- [Set task]
Each record must be reproduced exactly as it is shown.

- [Provided information]
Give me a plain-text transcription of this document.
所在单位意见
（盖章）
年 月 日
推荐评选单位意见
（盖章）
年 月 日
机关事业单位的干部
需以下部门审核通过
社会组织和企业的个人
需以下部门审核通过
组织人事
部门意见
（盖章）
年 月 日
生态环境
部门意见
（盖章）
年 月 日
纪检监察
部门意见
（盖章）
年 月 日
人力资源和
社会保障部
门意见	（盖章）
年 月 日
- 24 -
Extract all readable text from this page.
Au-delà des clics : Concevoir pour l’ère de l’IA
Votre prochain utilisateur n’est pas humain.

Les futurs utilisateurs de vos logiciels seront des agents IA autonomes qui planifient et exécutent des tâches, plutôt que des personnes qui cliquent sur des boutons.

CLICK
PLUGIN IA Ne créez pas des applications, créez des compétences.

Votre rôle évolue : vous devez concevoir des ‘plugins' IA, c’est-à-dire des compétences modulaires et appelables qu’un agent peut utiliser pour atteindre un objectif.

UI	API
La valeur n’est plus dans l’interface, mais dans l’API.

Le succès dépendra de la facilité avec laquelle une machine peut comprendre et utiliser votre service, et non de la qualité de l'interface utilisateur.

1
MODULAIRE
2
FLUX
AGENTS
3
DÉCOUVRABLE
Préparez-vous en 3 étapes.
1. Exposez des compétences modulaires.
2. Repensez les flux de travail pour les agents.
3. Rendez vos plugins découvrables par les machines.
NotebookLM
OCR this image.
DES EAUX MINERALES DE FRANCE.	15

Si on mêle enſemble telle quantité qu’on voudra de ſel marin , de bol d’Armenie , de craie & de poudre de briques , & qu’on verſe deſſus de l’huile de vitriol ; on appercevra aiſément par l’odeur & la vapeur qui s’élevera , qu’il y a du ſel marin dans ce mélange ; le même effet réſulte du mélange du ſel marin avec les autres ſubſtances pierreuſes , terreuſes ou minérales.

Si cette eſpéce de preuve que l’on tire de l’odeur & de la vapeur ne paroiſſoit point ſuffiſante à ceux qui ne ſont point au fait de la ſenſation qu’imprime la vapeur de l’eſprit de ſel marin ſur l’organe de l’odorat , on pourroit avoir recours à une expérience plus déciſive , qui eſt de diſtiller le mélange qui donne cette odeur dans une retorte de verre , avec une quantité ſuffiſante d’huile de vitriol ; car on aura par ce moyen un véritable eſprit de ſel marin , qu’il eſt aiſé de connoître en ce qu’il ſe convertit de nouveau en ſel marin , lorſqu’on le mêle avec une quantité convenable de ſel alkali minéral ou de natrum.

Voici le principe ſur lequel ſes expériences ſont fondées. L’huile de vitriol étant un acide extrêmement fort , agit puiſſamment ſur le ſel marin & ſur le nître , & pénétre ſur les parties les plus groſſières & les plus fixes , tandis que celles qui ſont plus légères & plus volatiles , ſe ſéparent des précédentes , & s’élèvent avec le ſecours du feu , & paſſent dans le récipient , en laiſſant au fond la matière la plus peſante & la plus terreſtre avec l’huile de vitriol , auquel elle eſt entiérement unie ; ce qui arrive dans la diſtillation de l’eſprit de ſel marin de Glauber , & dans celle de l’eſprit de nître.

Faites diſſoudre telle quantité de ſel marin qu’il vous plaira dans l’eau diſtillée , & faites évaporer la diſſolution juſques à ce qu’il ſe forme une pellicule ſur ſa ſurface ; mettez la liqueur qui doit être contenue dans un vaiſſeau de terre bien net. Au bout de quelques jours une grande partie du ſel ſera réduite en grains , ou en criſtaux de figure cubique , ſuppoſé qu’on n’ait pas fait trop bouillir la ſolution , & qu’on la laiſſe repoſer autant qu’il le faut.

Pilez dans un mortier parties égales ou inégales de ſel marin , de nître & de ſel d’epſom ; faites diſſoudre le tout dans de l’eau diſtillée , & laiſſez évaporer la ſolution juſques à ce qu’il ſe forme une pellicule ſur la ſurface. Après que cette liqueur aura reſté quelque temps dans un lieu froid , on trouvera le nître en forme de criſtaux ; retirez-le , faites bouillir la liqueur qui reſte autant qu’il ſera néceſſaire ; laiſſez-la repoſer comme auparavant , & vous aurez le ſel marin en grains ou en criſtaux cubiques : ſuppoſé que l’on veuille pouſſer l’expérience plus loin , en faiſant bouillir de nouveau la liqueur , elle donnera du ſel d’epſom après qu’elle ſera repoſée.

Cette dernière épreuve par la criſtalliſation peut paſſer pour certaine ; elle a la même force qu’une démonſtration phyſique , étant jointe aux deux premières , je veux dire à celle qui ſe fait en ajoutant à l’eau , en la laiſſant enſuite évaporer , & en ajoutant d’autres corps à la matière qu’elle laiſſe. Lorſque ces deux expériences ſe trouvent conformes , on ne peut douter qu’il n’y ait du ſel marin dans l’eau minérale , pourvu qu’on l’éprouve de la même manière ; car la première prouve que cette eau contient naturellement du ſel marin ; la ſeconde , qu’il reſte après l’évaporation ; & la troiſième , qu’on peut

- [Task output]
Give me a plain-text transcription of this document.
所在单位意见
（盖章）
年 月 日
推荐评选单位意见
（盖章）
年 月 日
机关事业单位的干部
需以下部门审核通过
社会组织和企业的个人
需以下部门审核通过
组织人事
部门意见
（盖章）
年 月 日
生态环境
部门意见
（盖章）
年 月 日
纪检监察
部门意见
（盖章）
年 月 日
人力资源和
社会保障部
门意见	（盖章）
年 月 日
- 24 -
Extract all readable text from this page.
Au-delà des clics : Concevoir pour l’ère de l’IA
Votre prochain utilisateur n’est pas humain.

Les futurs utilisateurs de vos logiciels seront des agents IA autonomes qui planifient et exécutent des tâches, plutôt que des personnes qui cliquent sur des boutons.

CLICK
PLUGIN IA Ne créez pas des applications, créez des compétences.

Votre rôle évolue : vous devez concevoir des ‘plugins' IA, c’est-à-dire des compétences modulaires et appelables qu’un agent peut utiliser pour atteindre un objectif.

UI	API
La valeur n’est plus dans l’interface, mais dans l’API.

Le succès dépendra de la facilité avec laquelle une machine peut comprendre et utiliser votre service, et non de la qualité de l'interface utilisateur.

1
MODULAIRE
2
FLUX
AGENTS
3
DÉCOUVRABLE
Préparez-vous en 3 étapes.
1. Exposez des compétences modulaires.
2. Repensez les flux de travail pour les agents.
3. Rendez vos plugins découvrables par les machines.
NotebookLM
OCR this image.
DES EAUX MINERALES DE FRANCE.	15

Si on mêle enſemble telle quantité qu’on voudra de ſel marin , de bol d’Armenie , de craie & de poudre de briques , & qu’on verſe deſſus de l’huile de vitriol ; on appercevra aiſément par l’odeur & la vapeur qui s’élevera , qu’il y a du ſel marin dans ce mélange ; le même effet réſulte du mélange du ſel marin avec les autres ſubſtances pierreuſes , terreuſes ou minérales.

Si cette eſpéce de preuve que l’on tire de l’odeur & de la vapeur ne paroiſſoit point ſuffiſante à ceux qui ne ſont point au fait de la ſenſation qu’imprime la vapeur de l’eſprit de ſel marin ſur l’organe de l’odorat , on pourroit avoir recours à une expérience plus déciſive , qui eſt de diſtiller le mélange qui donne cette odeur dans une retorte de verre , avec une quantité ſuffiſante d’huile de vitriol ; car on aura par ce moyen un véritable eſprit de ſel marin , qu’il eſt aiſé de connoître en ce qu’il ſe convertit de nouveau en ſel marin , lorſqu’on le mêle avec une quantité convenable de ſel alkali minéral ou de natrum.

Voici le principe ſur lequel ſes expériences ſont fondées. L’huile de vitriol étant un acide extrêmement fort , agit puiſſamment ſur le ſel marin & ſur le nître , & pénétre ſur les parties les plus groſſières & les plus fixes , tandis que celles qui ſont plus légères & plus volatiles , ſe ſéparent des précédentes , & s’élèvent avec le ſecours du feu , & paſſent dans le récipient , en laiſſant au fond la matière la plus peſante & la plus terreſtre avec l’huile de vitriol , auquel elle eſt entiérement unie ; ce qui arrive dans la diſtillation de l’eſprit de ſel marin de Glauber , & dans celle de l’eſprit de nître.

Faites diſſoudre telle quantité de ſel marin qu’il vous plaira dans l’eau diſtillée , & faites évaporer la diſſolution juſques à ce qu’il ſe forme une pellicule ſur ſa ſurface ; mettez la liqueur qui doit être contenue dans un vaiſſeau de terre bien net. Au bout de quelques jours une grande partie du ſel ſera réduite en grains , ou en criſtaux de figure cubique , ſuppoſé qu’on n’ait pas fait trop bouillir la ſolution , & qu’on la laiſſe repoſer autant qu’il le faut.

Pilez dans un mortier parties égales ou inégales de ſel marin , de nître & de ſel d’epſom ; faites diſſoudre le tout dans de l’eau diſtillée , & laiſſez évaporer la ſolution juſques à ce qu’il ſe forme une pellicule ſur la ſurface. Après que cette liqueur aura reſté quelque temps dans un lieu froid , on trouvera le nître en forme de criſtaux ; retirez-le , faites bouillir la liqueur qui reſte autant qu’il ſera néceſſaire ; laiſſez-la repoſer comme auparavant , & vous aurez le ſel marin en grains ou en criſtaux cubiques : ſuppoſé que l’on veuille pouſſer l’expérience plus loin , en faiſant bouillir de nouveau la liqueur , elle donnera du ſel d’epſom après qu’elle ſera repoſée.

Cette dernière épreuve par la criſtalliſation peut paſſer pour certaine ; elle a la même force qu’une démonſtration phyſique , étant jointe aux deux premières , je veux dire à celle qui ſe fait en ajoutant à l’eau , en la laiſſant enſuite évaporer , & en ajoutant d’autres corps à la matière qu’elle laiſſe. Lorſque ces deux expériences ſe trouvent conformes , on ne peut douter qu’il n’y ait du ſel marin dans l’eau minérale , pourvu qu’on l’éprouve de la même manière ; car la première prouve que cette eau contient naturellement du ſel marin ; la ſeconde , qu’il reſte après l’évaporation ; & la troiſième , qu’on peut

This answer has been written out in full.